** START OF Given information **

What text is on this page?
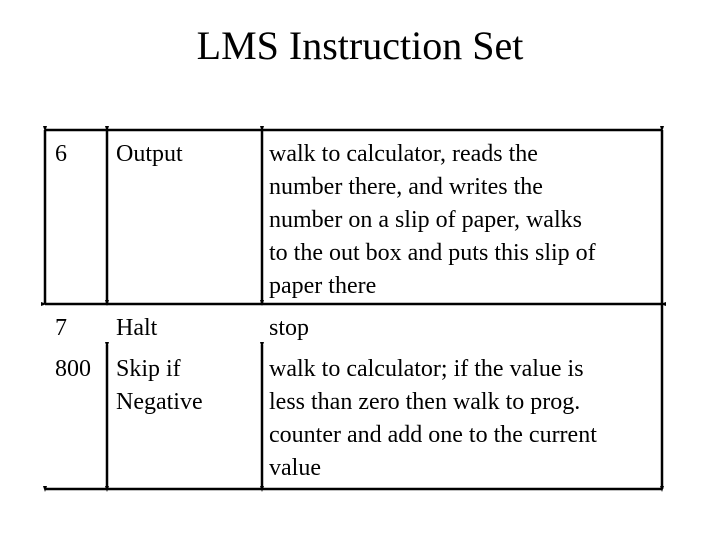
LMS Instruction Set
6 Output	walk to calculator, reads the
number there, and writes the
number on a slip of paper, walks
to the out box and puts this slip of
paper there
7 Halt	stop
800 Skip if
Negative
walk to calculator; if the value is
less than zero then walk to prog.
counter and add one to the current
value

** END OF Given information **

[Short problem] Extract every line of the data exactly; pictures stay out.

[Written solution]
What text is on this page?
LMS Instruction Set
6 Output	walk to calculator, reads the
number there, and writes the
number on a slip of paper, walks
to the out box and puts this slip of
paper there
7 Halt	stop
800 Skip if
Negative
walk to calculator; if the value is
less than zero then walk to prog.
counter and add one to the current
value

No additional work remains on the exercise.